Keep the wording of each record exactly the same when you repeat it, and leave out pictures.

● **Items from a dataset**:
>> Begin

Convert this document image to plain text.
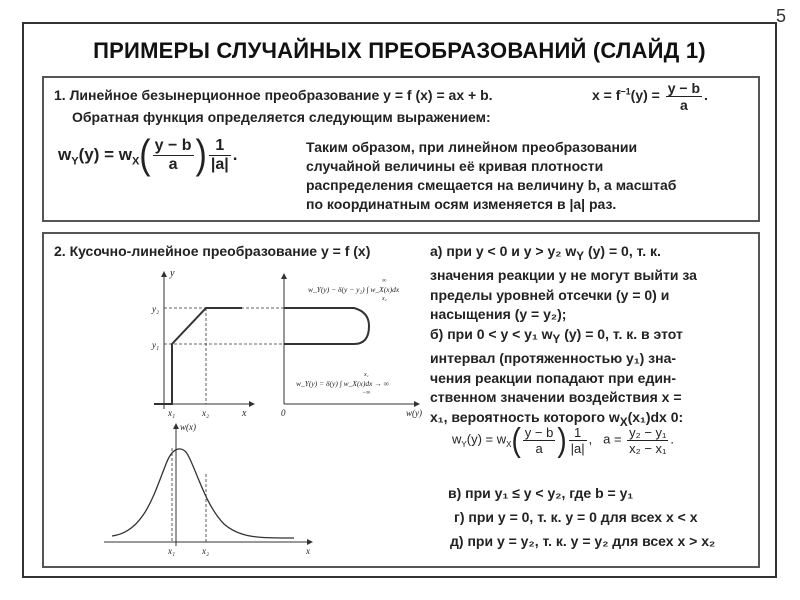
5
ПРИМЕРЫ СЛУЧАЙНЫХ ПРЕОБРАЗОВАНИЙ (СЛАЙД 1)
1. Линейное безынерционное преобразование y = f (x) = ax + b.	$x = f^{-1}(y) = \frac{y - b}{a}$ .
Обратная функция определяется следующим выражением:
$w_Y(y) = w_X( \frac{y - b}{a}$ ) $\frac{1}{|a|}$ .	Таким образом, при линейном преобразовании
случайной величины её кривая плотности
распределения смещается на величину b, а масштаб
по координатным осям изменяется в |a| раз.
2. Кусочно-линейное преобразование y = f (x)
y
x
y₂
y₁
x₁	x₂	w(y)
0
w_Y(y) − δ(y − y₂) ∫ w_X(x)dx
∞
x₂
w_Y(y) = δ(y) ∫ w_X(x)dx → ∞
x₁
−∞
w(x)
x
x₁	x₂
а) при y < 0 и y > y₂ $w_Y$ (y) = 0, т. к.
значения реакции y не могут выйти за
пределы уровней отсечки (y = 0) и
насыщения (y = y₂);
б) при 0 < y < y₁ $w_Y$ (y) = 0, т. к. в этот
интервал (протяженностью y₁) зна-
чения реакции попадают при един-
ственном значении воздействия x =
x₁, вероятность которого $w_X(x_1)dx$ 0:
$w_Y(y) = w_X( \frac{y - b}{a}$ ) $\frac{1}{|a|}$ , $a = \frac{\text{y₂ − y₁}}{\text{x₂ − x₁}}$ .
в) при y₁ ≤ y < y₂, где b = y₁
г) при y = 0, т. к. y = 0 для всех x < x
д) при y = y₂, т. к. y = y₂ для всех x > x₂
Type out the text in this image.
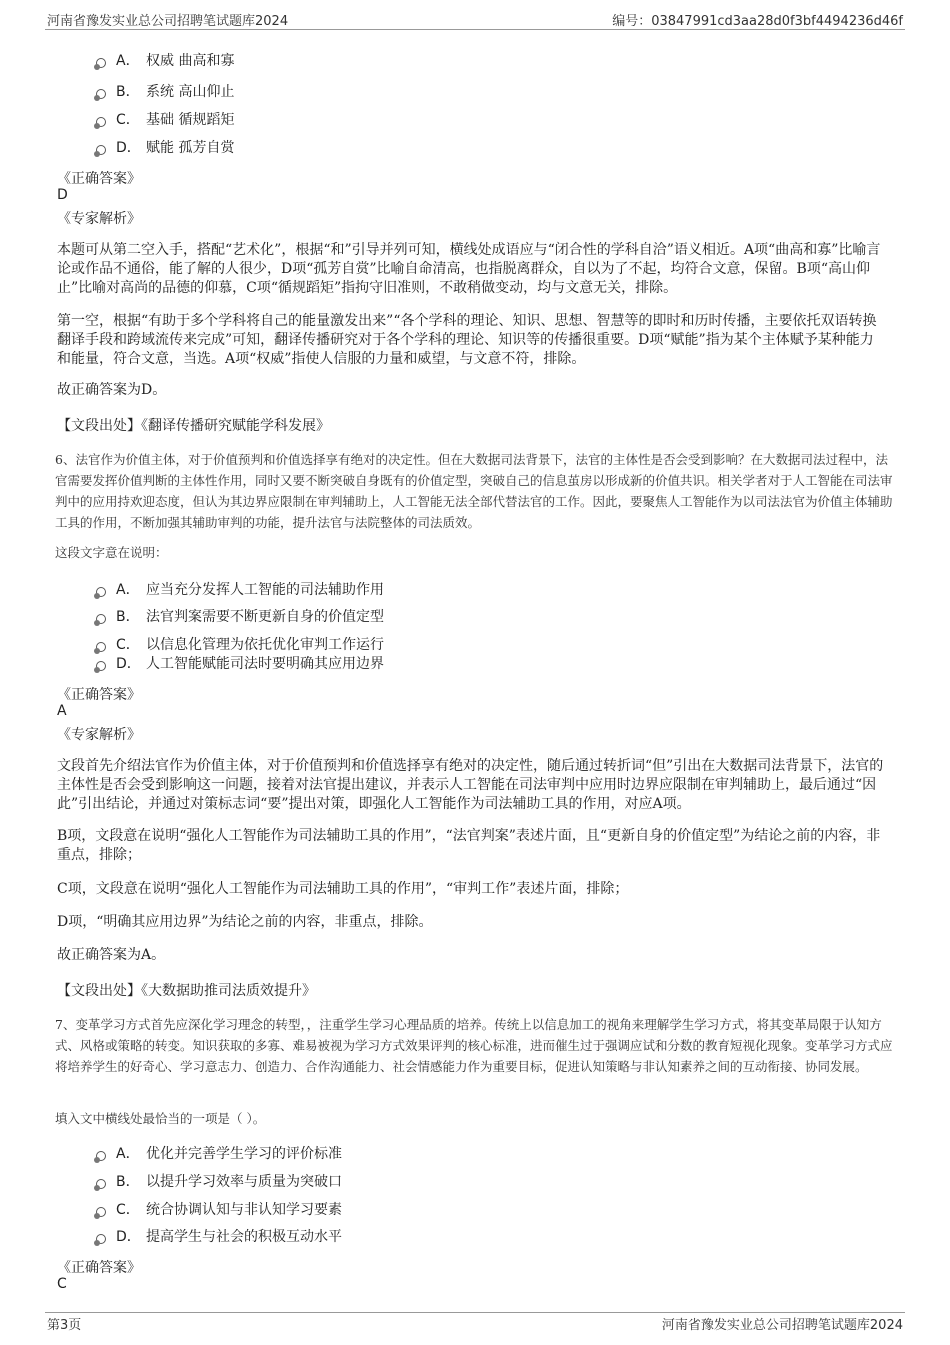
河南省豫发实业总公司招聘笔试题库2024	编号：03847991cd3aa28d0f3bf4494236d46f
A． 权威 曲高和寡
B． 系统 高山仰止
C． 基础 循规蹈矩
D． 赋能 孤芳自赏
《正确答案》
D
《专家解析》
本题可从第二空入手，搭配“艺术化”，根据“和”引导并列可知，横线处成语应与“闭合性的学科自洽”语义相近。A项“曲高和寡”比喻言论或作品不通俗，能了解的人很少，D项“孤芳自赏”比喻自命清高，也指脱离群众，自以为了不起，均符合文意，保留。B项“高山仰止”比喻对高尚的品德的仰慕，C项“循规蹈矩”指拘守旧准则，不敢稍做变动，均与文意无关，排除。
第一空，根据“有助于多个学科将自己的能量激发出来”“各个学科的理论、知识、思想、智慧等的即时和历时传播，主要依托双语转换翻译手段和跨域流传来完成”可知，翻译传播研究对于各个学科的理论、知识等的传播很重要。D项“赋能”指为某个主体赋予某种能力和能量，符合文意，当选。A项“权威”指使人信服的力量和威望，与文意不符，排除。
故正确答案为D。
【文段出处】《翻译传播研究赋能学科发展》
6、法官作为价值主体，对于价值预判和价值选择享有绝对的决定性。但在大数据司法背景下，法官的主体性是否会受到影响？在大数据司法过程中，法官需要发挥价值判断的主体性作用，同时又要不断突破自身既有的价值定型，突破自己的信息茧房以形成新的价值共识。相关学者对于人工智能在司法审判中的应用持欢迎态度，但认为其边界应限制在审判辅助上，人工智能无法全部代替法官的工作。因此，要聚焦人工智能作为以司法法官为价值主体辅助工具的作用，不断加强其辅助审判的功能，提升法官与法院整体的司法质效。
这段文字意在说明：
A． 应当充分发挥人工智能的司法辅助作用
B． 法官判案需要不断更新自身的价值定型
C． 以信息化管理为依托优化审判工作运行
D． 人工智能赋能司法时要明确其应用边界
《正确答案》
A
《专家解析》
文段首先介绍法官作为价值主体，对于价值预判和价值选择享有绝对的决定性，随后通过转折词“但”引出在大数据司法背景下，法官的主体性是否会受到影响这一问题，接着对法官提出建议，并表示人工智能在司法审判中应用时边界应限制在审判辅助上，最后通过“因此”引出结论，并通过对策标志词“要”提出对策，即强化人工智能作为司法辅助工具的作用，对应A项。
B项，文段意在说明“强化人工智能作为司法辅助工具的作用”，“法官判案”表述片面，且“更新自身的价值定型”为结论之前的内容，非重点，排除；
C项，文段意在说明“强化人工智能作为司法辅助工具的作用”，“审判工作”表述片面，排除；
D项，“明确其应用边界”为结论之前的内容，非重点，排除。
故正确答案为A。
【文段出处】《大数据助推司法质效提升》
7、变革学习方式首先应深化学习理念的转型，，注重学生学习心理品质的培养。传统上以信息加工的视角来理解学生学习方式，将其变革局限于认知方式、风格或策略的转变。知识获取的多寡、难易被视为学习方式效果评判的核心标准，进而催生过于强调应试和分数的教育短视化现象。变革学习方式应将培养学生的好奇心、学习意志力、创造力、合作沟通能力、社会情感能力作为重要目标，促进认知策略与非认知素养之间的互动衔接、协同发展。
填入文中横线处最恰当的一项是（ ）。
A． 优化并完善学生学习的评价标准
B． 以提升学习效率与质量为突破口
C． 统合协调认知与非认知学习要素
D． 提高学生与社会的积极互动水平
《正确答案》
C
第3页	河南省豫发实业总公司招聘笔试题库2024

>> End

● **Task solution**:
Convert this document image to plain text.
5
ПРИМЕРЫ СЛУЧАЙНЫХ ПРЕОБРАЗОВАНИЙ (СЛАЙД 1)
1. Линейное безынерционное преобразование y = f (x) = ax + b.	$x = f^{-1}(y) = \frac{y - b}{a}$ .
Обратная функция определяется следующим выражением:
$w_Y(y) = w_X( \frac{y - b}{a}$ ) $\frac{1}{|a|}$ .	Таким образом, при линейном преобразовании
случайной величины её кривая плотности
распределения смещается на величину b, а масштаб
по координатным осям изменяется в |a| раз.
2. Кусочно-линейное преобразование y = f (x)
y
x
y₂
y₁
x₁	x₂	w(y)
0
w_Y(y) − δ(y − y₂) ∫ w_X(x)dx
∞
x₂
w_Y(y) = δ(y) ∫ w_X(x)dx → ∞
x₁
−∞
w(x)
x
x₁	x₂
а) при y < 0 и y > y₂ $w_Y$ (y) = 0, т. к.
значения реакции y не могут выйти за
пределы уровней отсечки (y = 0) и
насыщения (y = y₂);
б) при 0 < y < y₁ $w_Y$ (y) = 0, т. к. в этот
интервал (протяженностью y₁) зна-
чения реакции попадают при един-
ственном значении воздействия x =
x₁, вероятность которого $w_X(x_1)dx$ 0:
$w_Y(y) = w_X( \frac{y - b}{a}$ ) $\frac{1}{|a|}$ , $a = \frac{\text{y₂ − y₁}}{\text{x₂ − x₁}}$ .
в) при y₁ ≤ y < y₂, где b = y₁
г) при y = 0, т. к. y = 0 для всех x < x
д) при y = y₂, т. к. y = y₂ для всех x > x₂
Type out the text in this image.
河南省豫发实业总公司招聘笔试题库2024	编号：03847991cd3aa28d0f3bf4494236d46f
A． 权威 曲高和寡
B． 系统 高山仰止
C． 基础 循规蹈矩
D． 赋能 孤芳自赏
《正确答案》
D
《专家解析》
本题可从第二空入手，搭配“艺术化”，根据“和”引导并列可知，横线处成语应与“闭合性的学科自洽”语义相近。A项“曲高和寡”比喻言论或作品不通俗，能了解的人很少，D项“孤芳自赏”比喻自命清高，也指脱离群众，自以为了不起，均符合文意，保留。B项“高山仰止”比喻对高尚的品德的仰慕，C项“循规蹈矩”指拘守旧准则，不敢稍做变动，均与文意无关，排除。
第一空，根据“有助于多个学科将自己的能量激发出来”“各个学科的理论、知识、思想、智慧等的即时和历时传播，主要依托双语转换翻译手段和跨域流传来完成”可知，翻译传播研究对于各个学科的理论、知识等的传播很重要。D项“赋能”指为某个主体赋予某种能力和能量，符合文意，当选。A项“权威”指使人信服的力量和威望，与文意不符，排除。
故正确答案为D。
【文段出处】《翻译传播研究赋能学科发展》
6、法官作为价值主体，对于价值预判和价值选择享有绝对的决定性。但在大数据司法背景下，法官的主体性是否会受到影响？在大数据司法过程中，法官需要发挥价值判断的主体性作用，同时又要不断突破自身既有的价值定型，突破自己的信息茧房以形成新的价值共识。相关学者对于人工智能在司法审判中的应用持欢迎态度，但认为其边界应限制在审判辅助上，人工智能无法全部代替法官的工作。因此，要聚焦人工智能作为以司法法官为价值主体辅助工具的作用，不断加强其辅助审判的功能，提升法官与法院整体的司法质效。
这段文字意在说明：
A． 应当充分发挥人工智能的司法辅助作用
B． 法官判案需要不断更新自身的价值定型
C． 以信息化管理为依托优化审判工作运行
D． 人工智能赋能司法时要明确其应用边界
《正确答案》
A
《专家解析》
文段首先介绍法官作为价值主体，对于价值预判和价值选择享有绝对的决定性，随后通过转折词“但”引出在大数据司法背景下，法官的主体性是否会受到影响这一问题，接着对法官提出建议，并表示人工智能在司法审判中应用时边界应限制在审判辅助上，最后通过“因此”引出结论，并通过对策标志词“要”提出对策，即强化人工智能作为司法辅助工具的作用，对应A项。
B项，文段意在说明“强化人工智能作为司法辅助工具的作用”，“法官判案”表述片面，且“更新自身的价值定型”为结论之前的内容，非重点，排除；
C项，文段意在说明“强化人工智能作为司法辅助工具的作用”，“审判工作”表述片面，排除；
D项，“明确其应用边界”为结论之前的内容，非重点，排除。
故正确答案为A。
【文段出处】《大数据助推司法质效提升》
7、变革学习方式首先应深化学习理念的转型，，注重学生学习心理品质的培养。传统上以信息加工的视角来理解学生学习方式，将其变革局限于认知方式、风格或策略的转变。知识获取的多寡、难易被视为学习方式效果评判的核心标准，进而催生过于强调应试和分数的教育短视化现象。变革学习方式应将培养学生的好奇心、学习意志力、创造力、合作沟通能力、社会情感能力作为重要目标，促进认知策略与非认知素养之间的互动衔接、协同发展。
填入文中横线处最恰当的一项是（ ）。
A． 优化并完善学生学习的评价标准
B． 以提升学习效率与质量为突破口
C． 统合协调认知与非认知学习要素
D． 提高学生与社会的积极互动水平
《正确答案》
C
第3页	河南省豫发实业总公司招聘笔试题库2024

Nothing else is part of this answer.